[Data records]
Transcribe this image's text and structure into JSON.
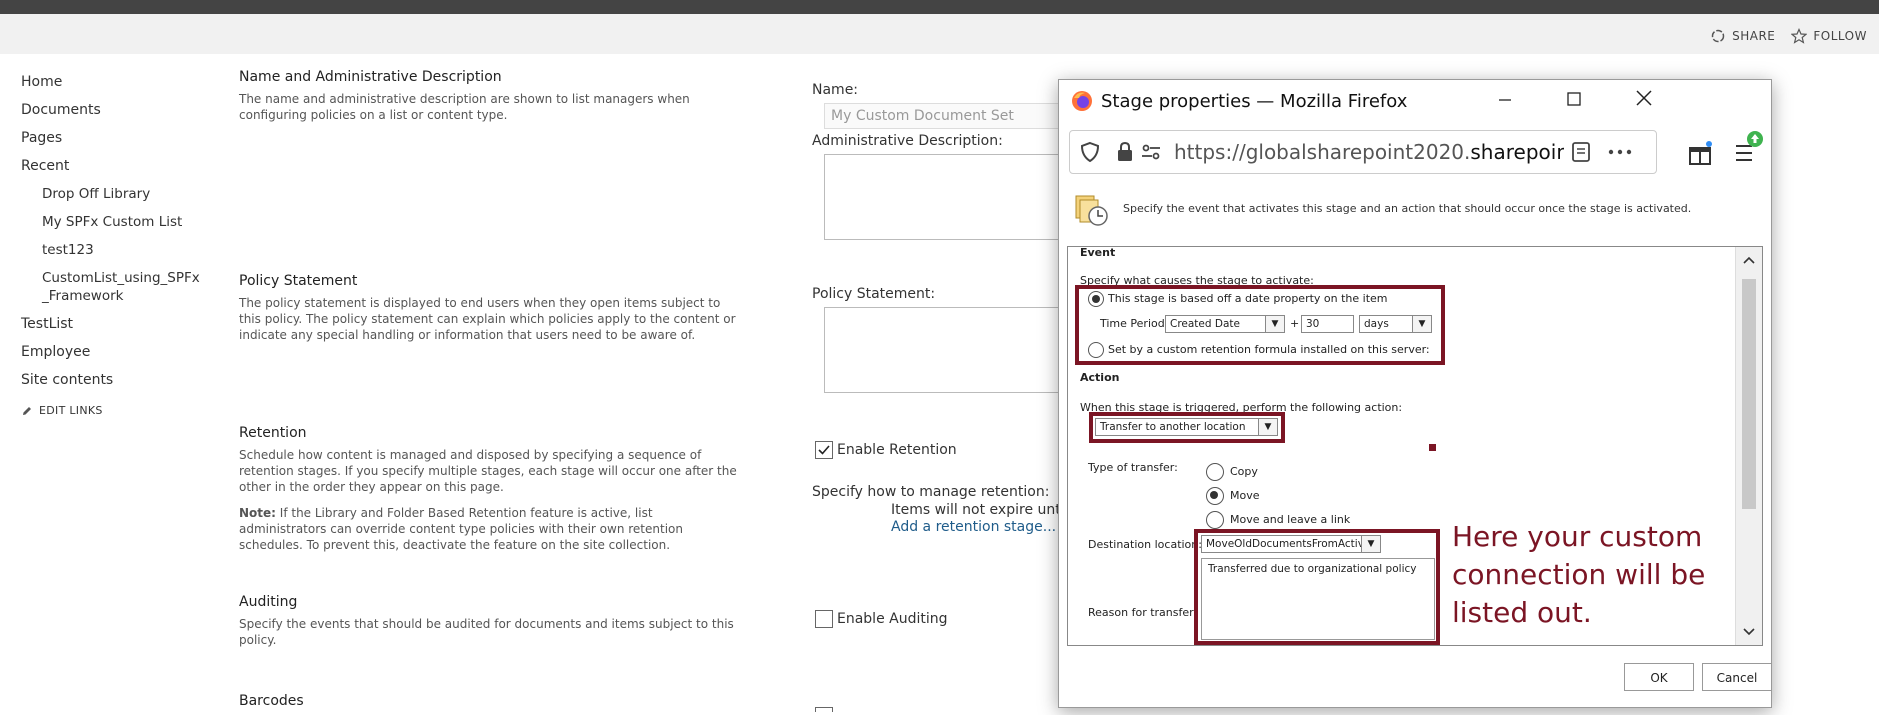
{
  "ribbon": {
    "share": "SHARE",
    "follow": "FOLLOW"
  },
  "nav": {
    "items": [
      "Home",
      "Documents",
      "Pages",
      "Recent"
    ],
    "recent": [
      "Drop Off Library",
      "My SPFx Custom List",
      "test123",
      "CustomList_using_SPFx\n_Framework"
    ],
    "more": [
      "TestList",
      "Employee",
      "Site contents"
    ],
    "edit_links": "EDIT LINKS"
  },
  "sections": {
    "name": {
      "title": "Name and Administrative Description",
      "desc": "The name and administrative description are shown to list managers when configuring policies on a list or content type."
    },
    "policy": {
      "title": "Policy Statement",
      "desc": "The policy statement is displayed to end users when they open items subject to this policy. The policy statement can explain which policies apply to the content or indicate any special handling or information that users need to be aware of."
    },
    "retention": {
      "title": "Retention",
      "desc": "Schedule how content is managed and disposed by specifying a sequence of retention stages. If you specify multiple stages, each stage will occur one after the other in the order they appear on this page.",
      "note_label": "Note:",
      "note": " If the Library and Folder Based Retention feature is active, list administrators can override content type policies with their own retention schedules.  To prevent this, deactivate the feature on the site collection."
    },
    "auditing": {
      "title": "Auditing",
      "desc": "Specify the events that should be audited for documents and items subject to this policy."
    },
    "barcodes": {
      "title": "Barcodes"
    }
  },
  "form": {
    "name_label": "Name:",
    "name_value": "My Custom Document Set",
    "admin_label": "Administrative Description:",
    "policy_label": "Policy Statement:",
    "enable_retention": "Enable Retention",
    "retention_how": "Specify how to manage retention:",
    "no_expire": "Items will not expire until a",
    "add_stage": "Add a retention stage...",
    "enable_auditing": "Enable Auditing"
  },
  "dialog": {
    "title": "Stage properties — Mozilla Firefox",
    "url_prefix": "https://globalsharepoint2020.",
    "url_bold": "sharepoint.co",
    "intro": "Specify the event that activates this stage and an action that should occur once the stage is activated.",
    "event_header": "Event",
    "event_prompt": "Specify what causes the stage to activate:",
    "opt_date": "This stage is based off a date property on the item",
    "time_period_label": "Time Period:",
    "time_property": "Created Date",
    "plus": "+",
    "time_value": "30",
    "time_unit": "days",
    "opt_formula": "Set by a custom retention formula installed on this server:",
    "action_header": "Action",
    "action_prompt": "When this stage is triggered, perform the following action:",
    "action_value": "Transfer to another location",
    "transfer_type_label": "Type of transfer:",
    "transfer_copy": "Copy",
    "transfer_move": "Move",
    "transfer_link": "Move and leave a link",
    "dest_label": "Destination location:",
    "dest_value": "MoveOldDocumentsFromActiveToRC",
    "reason_label": "Reason for transfer:",
    "reason_value": "Transferred due to organizational policy",
    "ok": "OK",
    "cancel": "Cancel"
  },
  "callout": "Here your custom connection will be listed out.",
  "colors": {
    "highlight": "#7b1524",
    "topbar": "#444444",
    "link": "#1f5c8a"
  }
}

- [Work required]:
Copy the material above exactly and drop the pictures.

- [Solution]:
Transcribe this image's text and structure into JSON.
{
  "ribbon": {
    "share": "SHARE",
    "follow": "FOLLOW"
  },
  "nav": {
    "items": [
      "Home",
      "Documents",
      "Pages",
      "Recent"
    ],
    "recent": [
      "Drop Off Library",
      "My SPFx Custom List",
      "test123",
      "CustomList_using_SPFx\n_Framework"
    ],
    "more": [
      "TestList",
      "Employee",
      "Site contents"
    ],
    "edit_links": "EDIT LINKS"
  },
  "sections": {
    "name": {
      "title": "Name and Administrative Description",
      "desc": "The name and administrative description are shown to list managers when configuring policies on a list or content type."
    },
    "policy": {
      "title": "Policy Statement",
      "desc": "The policy statement is displayed to end users when they open items subject to this policy. The policy statement can explain which policies apply to the content or indicate any special handling or information that users need to be aware of."
    },
    "retention": {
      "title": "Retention",
      "desc": "Schedule how content is managed and disposed by specifying a sequence of retention stages. If you specify multiple stages, each stage will occur one after the other in the order they appear on this page.",
      "note_label": "Note:",
      "note": " If the Library and Folder Based Retention feature is active, list administrators can override content type policies with their own retention schedules.  To prevent this, deactivate the feature on the site collection."
    },
    "auditing": {
      "title": "Auditing",
      "desc": "Specify the events that should be audited for documents and items subject to this policy."
    },
    "barcodes": {
      "title": "Barcodes"
    }
  },
  "form": {
    "name_label": "Name:",
    "name_value": "My Custom Document Set",
    "admin_label": "Administrative Description:",
    "policy_label": "Policy Statement:",
    "enable_retention": "Enable Retention",
    "retention_how": "Specify how to manage retention:",
    "no_expire": "Items will not expire until a",
    "add_stage": "Add a retention stage...",
    "enable_auditing": "Enable Auditing"
  },
  "dialog": {
    "title": "Stage properties — Mozilla Firefox",
    "url_prefix": "https://globalsharepoint2020.",
    "url_bold": "sharepoint.co",
    "intro": "Specify the event that activates this stage and an action that should occur once the stage is activated.",
    "event_header": "Event",
    "event_prompt": "Specify what causes the stage to activate:",
    "opt_date": "This stage is based off a date property on the item",
    "time_period_label": "Time Period:",
    "time_property": "Created Date",
    "plus": "+",
    "time_value": "30",
    "time_unit": "days",
    "opt_formula": "Set by a custom retention formula installed on this server:",
    "action_header": "Action",
    "action_prompt": "When this stage is triggered, perform the following action:",
    "action_value": "Transfer to another location",
    "transfer_type_label": "Type of transfer:",
    "transfer_copy": "Copy",
    "transfer_move": "Move",
    "transfer_link": "Move and leave a link",
    "dest_label": "Destination location:",
    "dest_value": "MoveOldDocumentsFromActiveToRC",
    "reason_label": "Reason for transfer:",
    "reason_value": "Transferred due to organizational policy",
    "ok": "OK",
    "cancel": "Cancel"
  },
  "callout": "Here your custom connection will be listed out.",
  "colors": {
    "highlight": "#7b1524",
    "topbar": "#444444",
    "link": "#1f5c8a"
  }
}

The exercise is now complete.